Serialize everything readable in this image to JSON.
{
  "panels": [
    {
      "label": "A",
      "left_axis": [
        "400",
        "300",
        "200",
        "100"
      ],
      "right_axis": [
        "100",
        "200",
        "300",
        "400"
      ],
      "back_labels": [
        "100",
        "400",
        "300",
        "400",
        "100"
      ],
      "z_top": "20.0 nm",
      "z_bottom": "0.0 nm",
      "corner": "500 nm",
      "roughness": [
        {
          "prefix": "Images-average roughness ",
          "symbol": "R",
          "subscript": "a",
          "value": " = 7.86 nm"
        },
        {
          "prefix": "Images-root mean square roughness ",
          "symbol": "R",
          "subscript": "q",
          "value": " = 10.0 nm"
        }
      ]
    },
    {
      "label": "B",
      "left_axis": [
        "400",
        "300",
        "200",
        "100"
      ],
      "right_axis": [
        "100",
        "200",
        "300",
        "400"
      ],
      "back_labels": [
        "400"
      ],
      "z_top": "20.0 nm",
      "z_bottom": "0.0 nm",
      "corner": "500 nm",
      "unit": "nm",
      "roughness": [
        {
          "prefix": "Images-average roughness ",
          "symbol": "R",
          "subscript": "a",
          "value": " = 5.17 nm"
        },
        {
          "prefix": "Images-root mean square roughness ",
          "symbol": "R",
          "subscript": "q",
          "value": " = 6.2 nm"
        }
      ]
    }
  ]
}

▶ WORK TO COMPLETE
Your task is to output all of the data above word for word.

▶ SOLUTION FOR THIS PROBLEM
Serialize everything readable in this image to JSON.
{
  "panels": [
    {
      "label": "A",
      "left_axis": [
        "400",
        "300",
        "200",
        "100"
      ],
      "right_axis": [
        "100",
        "200",
        "300",
        "400"
      ],
      "back_labels": [
        "100",
        "400",
        "300",
        "400",
        "100"
      ],
      "z_top": "20.0 nm",
      "z_bottom": "0.0 nm",
      "corner": "500 nm",
      "roughness": [
        {
          "prefix": "Images-average roughness ",
          "symbol": "R",
          "subscript": "a",
          "value": " = 7.86 nm"
        },
        {
          "prefix": "Images-root mean square roughness ",
          "symbol": "R",
          "subscript": "q",
          "value": " = 10.0 nm"
        }
      ]
    },
    {
      "label": "B",
      "left_axis": [
        "400",
        "300",
        "200",
        "100"
      ],
      "right_axis": [
        "100",
        "200",
        "300",
        "400"
      ],
      "back_labels": [
        "400"
      ],
      "z_top": "20.0 nm",
      "z_bottom": "0.0 nm",
      "corner": "500 nm",
      "unit": "nm",
      "roughness": [
        {
          "prefix": "Images-average roughness ",
          "symbol": "R",
          "subscript": "a",
          "value": " = 5.17 nm"
        },
        {
          "prefix": "Images-root mean square roughness ",
          "symbol": "R",
          "subscript": "q",
          "value": " = 6.2 nm"
        }
      ]
    }
  ]
}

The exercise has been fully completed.